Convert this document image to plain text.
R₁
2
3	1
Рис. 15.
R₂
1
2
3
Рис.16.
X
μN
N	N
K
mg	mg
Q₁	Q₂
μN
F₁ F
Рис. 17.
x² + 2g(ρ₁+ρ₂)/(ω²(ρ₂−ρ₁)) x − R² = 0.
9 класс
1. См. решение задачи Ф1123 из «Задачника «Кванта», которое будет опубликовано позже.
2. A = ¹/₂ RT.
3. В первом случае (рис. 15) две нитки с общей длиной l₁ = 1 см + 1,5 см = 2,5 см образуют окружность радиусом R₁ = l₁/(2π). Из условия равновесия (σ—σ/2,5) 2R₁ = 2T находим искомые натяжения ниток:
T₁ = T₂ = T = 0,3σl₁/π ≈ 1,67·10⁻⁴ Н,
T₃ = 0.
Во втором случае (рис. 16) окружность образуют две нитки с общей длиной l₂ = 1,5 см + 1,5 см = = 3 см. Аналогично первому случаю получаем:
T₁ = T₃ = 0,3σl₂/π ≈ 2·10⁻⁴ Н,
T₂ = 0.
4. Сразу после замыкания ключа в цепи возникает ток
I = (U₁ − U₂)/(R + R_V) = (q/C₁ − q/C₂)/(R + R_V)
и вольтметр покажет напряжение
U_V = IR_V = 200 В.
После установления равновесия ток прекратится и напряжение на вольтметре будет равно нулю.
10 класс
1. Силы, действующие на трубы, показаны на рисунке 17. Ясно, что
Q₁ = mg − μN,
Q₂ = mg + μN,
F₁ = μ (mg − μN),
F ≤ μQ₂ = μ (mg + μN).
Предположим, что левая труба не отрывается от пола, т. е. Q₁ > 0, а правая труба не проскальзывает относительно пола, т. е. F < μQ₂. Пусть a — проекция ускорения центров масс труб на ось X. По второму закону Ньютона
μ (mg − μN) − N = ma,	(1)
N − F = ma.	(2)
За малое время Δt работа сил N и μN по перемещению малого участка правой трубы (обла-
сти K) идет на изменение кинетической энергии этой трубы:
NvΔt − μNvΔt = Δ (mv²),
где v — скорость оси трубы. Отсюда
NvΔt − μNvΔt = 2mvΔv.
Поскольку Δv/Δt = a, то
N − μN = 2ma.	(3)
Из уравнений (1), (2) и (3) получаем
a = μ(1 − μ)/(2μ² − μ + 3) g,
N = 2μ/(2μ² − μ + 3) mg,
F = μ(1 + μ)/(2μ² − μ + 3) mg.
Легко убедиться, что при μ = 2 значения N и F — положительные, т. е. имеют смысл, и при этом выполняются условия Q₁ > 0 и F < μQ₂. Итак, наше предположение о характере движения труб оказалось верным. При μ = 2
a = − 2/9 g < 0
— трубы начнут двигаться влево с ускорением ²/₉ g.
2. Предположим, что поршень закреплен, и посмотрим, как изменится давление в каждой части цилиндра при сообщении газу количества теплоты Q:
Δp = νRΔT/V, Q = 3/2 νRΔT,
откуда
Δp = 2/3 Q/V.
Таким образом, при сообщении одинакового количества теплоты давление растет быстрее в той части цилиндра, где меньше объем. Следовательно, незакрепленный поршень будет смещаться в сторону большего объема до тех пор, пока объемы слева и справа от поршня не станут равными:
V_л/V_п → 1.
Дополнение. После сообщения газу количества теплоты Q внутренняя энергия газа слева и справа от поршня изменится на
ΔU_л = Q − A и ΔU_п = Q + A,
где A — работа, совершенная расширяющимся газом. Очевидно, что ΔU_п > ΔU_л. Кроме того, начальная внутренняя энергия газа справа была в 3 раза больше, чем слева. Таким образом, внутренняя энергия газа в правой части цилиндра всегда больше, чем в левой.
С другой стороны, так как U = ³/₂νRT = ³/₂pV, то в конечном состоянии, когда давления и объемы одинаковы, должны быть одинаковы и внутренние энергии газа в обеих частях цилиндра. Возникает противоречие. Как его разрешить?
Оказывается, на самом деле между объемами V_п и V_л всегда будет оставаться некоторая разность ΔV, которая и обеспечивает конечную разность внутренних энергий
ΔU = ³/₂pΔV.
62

---

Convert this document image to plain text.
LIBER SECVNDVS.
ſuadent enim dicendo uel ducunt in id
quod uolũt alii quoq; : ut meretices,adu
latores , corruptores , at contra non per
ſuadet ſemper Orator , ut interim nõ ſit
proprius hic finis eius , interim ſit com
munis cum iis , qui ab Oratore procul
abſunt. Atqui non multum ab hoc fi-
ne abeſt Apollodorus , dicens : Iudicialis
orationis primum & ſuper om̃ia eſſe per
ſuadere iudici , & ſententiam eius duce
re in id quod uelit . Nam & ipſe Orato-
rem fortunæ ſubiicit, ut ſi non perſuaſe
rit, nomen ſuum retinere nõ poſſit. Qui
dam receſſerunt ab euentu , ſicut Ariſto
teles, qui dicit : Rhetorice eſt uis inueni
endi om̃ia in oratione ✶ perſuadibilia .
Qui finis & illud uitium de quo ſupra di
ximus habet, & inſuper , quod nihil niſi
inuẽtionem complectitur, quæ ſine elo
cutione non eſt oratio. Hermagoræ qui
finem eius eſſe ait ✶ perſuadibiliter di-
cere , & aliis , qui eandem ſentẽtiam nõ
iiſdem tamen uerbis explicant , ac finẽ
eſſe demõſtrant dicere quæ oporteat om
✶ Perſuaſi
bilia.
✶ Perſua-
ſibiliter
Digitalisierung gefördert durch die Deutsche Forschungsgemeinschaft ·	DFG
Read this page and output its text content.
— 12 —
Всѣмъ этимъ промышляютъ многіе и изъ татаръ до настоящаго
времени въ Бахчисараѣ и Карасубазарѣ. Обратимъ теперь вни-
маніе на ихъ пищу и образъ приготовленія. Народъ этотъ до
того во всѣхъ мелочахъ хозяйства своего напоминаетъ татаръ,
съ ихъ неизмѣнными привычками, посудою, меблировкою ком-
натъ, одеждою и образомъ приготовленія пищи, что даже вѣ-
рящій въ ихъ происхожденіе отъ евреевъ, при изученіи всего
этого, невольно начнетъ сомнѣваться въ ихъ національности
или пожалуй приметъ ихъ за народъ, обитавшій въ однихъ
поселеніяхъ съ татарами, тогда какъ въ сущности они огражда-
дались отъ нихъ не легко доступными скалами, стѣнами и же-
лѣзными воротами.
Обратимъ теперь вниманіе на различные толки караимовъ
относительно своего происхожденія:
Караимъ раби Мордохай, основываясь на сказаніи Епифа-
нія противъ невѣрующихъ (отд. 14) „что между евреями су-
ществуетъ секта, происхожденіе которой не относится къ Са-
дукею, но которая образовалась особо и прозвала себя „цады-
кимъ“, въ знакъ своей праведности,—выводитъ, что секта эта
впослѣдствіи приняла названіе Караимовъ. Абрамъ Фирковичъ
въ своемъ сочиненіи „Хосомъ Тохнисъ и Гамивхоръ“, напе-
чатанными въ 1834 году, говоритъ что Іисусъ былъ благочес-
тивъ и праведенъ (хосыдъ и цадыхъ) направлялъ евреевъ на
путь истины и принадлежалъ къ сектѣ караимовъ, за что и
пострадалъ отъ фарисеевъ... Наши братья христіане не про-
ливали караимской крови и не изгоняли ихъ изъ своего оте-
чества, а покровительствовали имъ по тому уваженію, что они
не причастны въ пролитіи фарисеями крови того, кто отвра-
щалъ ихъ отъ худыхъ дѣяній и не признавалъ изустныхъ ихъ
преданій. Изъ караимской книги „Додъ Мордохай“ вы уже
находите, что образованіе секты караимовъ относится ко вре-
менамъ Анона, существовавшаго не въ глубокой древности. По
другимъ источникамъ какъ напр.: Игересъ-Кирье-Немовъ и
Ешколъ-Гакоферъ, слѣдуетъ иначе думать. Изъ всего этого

...

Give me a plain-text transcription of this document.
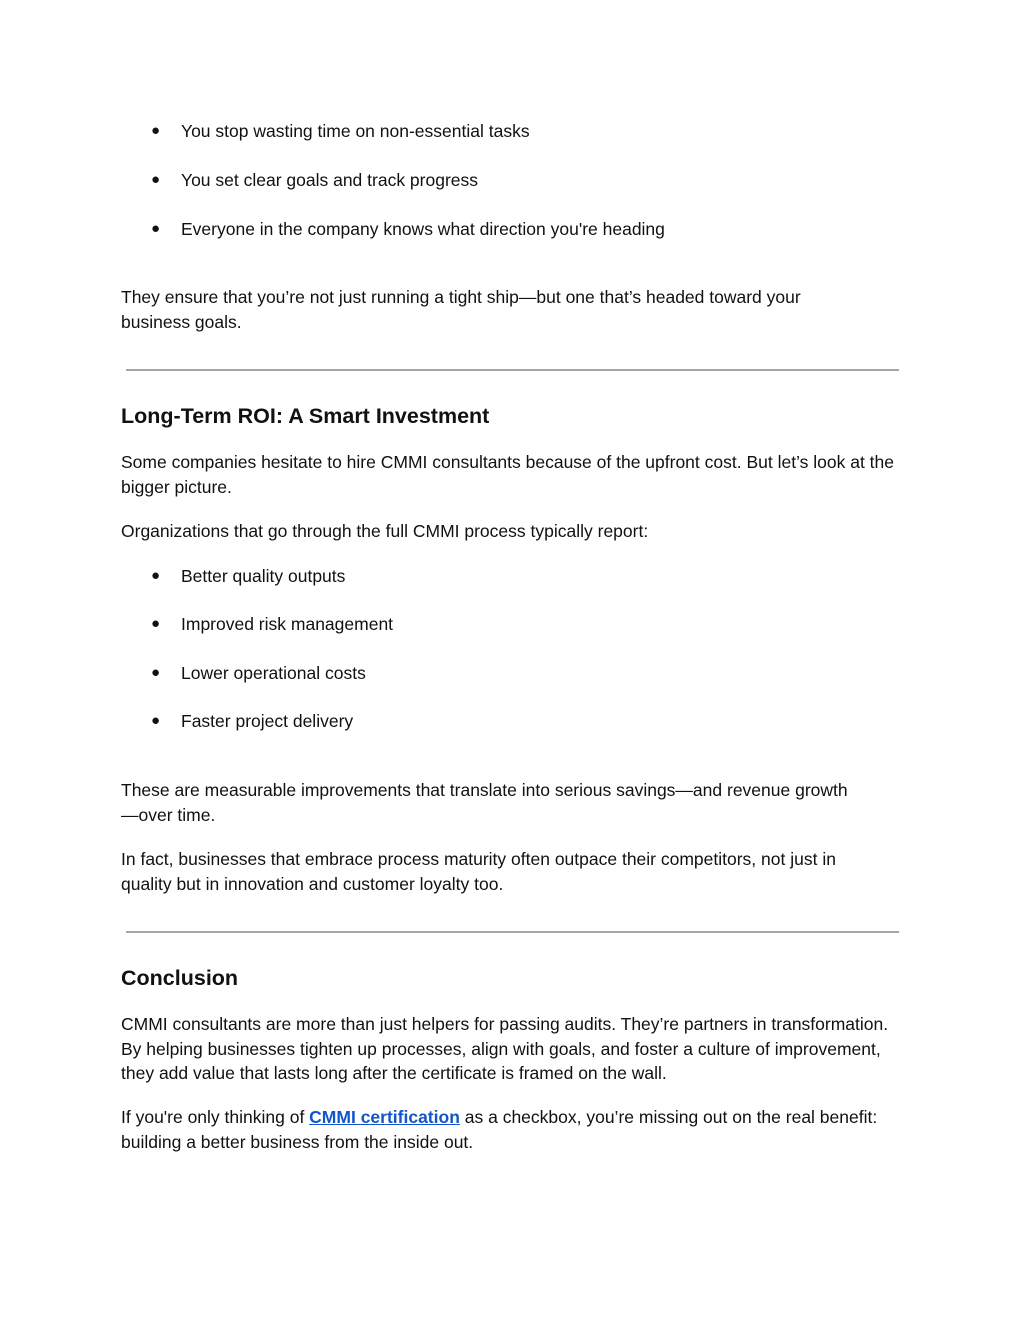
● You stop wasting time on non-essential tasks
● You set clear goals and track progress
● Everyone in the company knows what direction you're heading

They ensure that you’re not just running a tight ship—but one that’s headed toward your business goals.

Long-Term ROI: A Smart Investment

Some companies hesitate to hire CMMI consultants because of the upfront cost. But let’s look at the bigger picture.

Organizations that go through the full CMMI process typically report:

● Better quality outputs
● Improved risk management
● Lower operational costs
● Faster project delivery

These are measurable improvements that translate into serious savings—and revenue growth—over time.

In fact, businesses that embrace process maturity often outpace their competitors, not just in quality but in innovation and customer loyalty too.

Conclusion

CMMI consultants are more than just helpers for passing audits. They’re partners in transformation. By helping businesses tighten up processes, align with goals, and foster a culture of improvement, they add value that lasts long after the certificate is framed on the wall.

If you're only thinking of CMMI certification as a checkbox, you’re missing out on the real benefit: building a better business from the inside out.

Given task — Go through the records and show every line with the string "татаръ" in it.

Expected answer —
Всѣмъ этимъ промышляютъ многіе и изъ татаръ до настоящаго
того во всѣхъ мелочахъ хозяйства своего напоминаетъ татаръ,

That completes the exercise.